Task to carry out |
Quote the full listing word for word.

Given information |
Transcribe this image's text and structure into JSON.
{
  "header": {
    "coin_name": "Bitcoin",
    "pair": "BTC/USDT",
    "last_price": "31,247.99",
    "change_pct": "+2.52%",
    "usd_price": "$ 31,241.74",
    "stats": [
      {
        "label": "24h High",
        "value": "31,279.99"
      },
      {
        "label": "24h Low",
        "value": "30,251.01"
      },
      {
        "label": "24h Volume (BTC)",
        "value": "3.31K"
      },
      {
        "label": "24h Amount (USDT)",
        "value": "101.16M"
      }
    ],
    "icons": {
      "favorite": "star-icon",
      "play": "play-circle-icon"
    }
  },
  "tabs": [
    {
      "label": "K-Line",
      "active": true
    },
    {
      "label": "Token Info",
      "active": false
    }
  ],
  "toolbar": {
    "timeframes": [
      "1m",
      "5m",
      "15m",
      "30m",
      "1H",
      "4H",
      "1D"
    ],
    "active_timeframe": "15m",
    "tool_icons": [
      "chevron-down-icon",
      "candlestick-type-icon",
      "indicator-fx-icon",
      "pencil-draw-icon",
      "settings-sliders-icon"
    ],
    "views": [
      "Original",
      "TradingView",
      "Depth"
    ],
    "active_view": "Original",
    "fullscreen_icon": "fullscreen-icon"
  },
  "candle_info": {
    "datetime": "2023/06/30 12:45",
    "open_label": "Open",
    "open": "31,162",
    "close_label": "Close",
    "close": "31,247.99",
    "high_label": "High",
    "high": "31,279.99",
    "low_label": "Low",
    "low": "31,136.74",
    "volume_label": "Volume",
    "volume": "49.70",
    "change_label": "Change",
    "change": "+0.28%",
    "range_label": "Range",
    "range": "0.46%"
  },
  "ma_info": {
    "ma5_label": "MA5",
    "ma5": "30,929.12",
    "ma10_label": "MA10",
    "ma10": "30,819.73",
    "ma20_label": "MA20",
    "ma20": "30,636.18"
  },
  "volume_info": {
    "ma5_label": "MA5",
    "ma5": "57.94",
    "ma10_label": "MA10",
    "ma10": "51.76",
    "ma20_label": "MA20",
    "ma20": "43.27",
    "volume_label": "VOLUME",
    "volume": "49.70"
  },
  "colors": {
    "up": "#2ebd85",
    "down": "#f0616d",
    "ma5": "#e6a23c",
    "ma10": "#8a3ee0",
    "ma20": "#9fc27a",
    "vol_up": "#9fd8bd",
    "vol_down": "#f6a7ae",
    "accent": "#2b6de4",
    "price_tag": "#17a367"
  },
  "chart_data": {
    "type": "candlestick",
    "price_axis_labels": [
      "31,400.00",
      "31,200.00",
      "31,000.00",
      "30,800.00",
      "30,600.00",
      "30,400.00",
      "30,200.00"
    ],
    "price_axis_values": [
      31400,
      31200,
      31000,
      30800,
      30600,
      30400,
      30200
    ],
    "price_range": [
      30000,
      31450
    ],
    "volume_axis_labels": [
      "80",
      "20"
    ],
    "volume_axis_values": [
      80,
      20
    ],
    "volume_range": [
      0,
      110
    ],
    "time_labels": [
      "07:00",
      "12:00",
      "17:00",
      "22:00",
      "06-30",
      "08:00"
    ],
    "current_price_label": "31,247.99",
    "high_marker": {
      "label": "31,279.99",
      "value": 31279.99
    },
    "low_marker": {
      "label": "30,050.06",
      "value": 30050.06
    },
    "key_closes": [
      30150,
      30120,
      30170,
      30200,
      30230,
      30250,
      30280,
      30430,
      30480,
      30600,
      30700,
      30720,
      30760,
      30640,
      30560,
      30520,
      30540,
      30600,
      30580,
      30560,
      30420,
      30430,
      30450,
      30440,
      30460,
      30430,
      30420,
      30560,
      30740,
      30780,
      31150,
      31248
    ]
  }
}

Answer for this exercise |
Transcribe this image's text and structure into JSON.
{
  "header": {
    "coin_name": "Bitcoin",
    "pair": "BTC/USDT",
    "last_price": "31,247.99",
    "change_pct": "+2.52%",
    "usd_price": "$ 31,241.74",
    "stats": [
      {
        "label": "24h High",
        "value": "31,279.99"
      },
      {
        "label": "24h Low",
        "value": "30,251.01"
      },
      {
        "label": "24h Volume (BTC)",
        "value": "3.31K"
      },
      {
        "label": "24h Amount (USDT)",
        "value": "101.16M"
      }
    ],
    "icons": {
      "favorite": "star-icon",
      "play": "play-circle-icon"
    }
  },
  "tabs": [
    {
      "label": "K-Line",
      "active": true
    },
    {
      "label": "Token Info",
      "active": false
    }
  ],
  "toolbar": {
    "timeframes": [
      "1m",
      "5m",
      "15m",
      "30m",
      "1H",
      "4H",
      "1D"
    ],
    "active_timeframe": "15m",
    "tool_icons": [
      "chevron-down-icon",
      "candlestick-type-icon",
      "indicator-fx-icon",
      "pencil-draw-icon",
      "settings-sliders-icon"
    ],
    "views": [
      "Original",
      "TradingView",
      "Depth"
    ],
    "active_view": "Original",
    "fullscreen_icon": "fullscreen-icon"
  },
  "candle_info": {
    "datetime": "2023/06/30 12:45",
    "open_label": "Open",
    "open": "31,162",
    "close_label": "Close",
    "close": "31,247.99",
    "high_label": "High",
    "high": "31,279.99",
    "low_label": "Low",
    "low": "31,136.74",
    "volume_label": "Volume",
    "volume": "49.70",
    "change_label": "Change",
    "change": "+0.28%",
    "range_label": "Range",
    "range": "0.46%"
  },
  "ma_info": {
    "ma5_label": "MA5",
    "ma5": "30,929.12",
    "ma10_label": "MA10",
    "ma10": "30,819.73",
    "ma20_label": "MA20",
    "ma20": "30,636.18"
  },
  "volume_info": {
    "ma5_label": "MA5",
    "ma5": "57.94",
    "ma10_label": "MA10",
    "ma10": "51.76",
    "ma20_label": "MA20",
    "ma20": "43.27",
    "volume_label": "VOLUME",
    "volume": "49.70"
  },
  "colors": {
    "up": "#2ebd85",
    "down": "#f0616d",
    "ma5": "#e6a23c",
    "ma10": "#8a3ee0",
    "ma20": "#9fc27a",
    "vol_up": "#9fd8bd",
    "vol_down": "#f6a7ae",
    "accent": "#2b6de4",
    "price_tag": "#17a367"
  },
  "chart_data": {
    "type": "candlestick",
    "price_axis_labels": [
      "31,400.00",
      "31,200.00",
      "31,000.00",
      "30,800.00",
      "30,600.00",
      "30,400.00",
      "30,200.00"
    ],
    "price_axis_values": [
      31400,
      31200,
      31000,
      30800,
      30600,
      30400,
      30200
    ],
    "price_range": [
      30000,
      31450
    ],
    "volume_axis_labels": [
      "80",
      "20"
    ],
    "volume_axis_values": [
      80,
      20
    ],
    "volume_range": [
      0,
      110
    ],
    "time_labels": [
      "07:00",
      "12:00",
      "17:00",
      "22:00",
      "06-30",
      "08:00"
    ],
    "current_price_label": "31,247.99",
    "high_marker": {
      "label": "31,279.99",
      "value": 31279.99
    },
    "low_marker": {
      "label": "30,050.06",
      "value": 30050.06
    },
    "key_closes": [
      30150,
      30120,
      30170,
      30200,
      30230,
      30250,
      30280,
      30430,
      30480,
      30600,
      30700,
      30720,
      30760,
      30640,
      30560,
      30520,
      30540,
      30600,
      30580,
      30560,
      30420,
      30430,
      30450,
      30440,
      30460,
      30430,
      30420,
      30560,
      30740,
      30780,
      31150,
      31248
    ]
  }
}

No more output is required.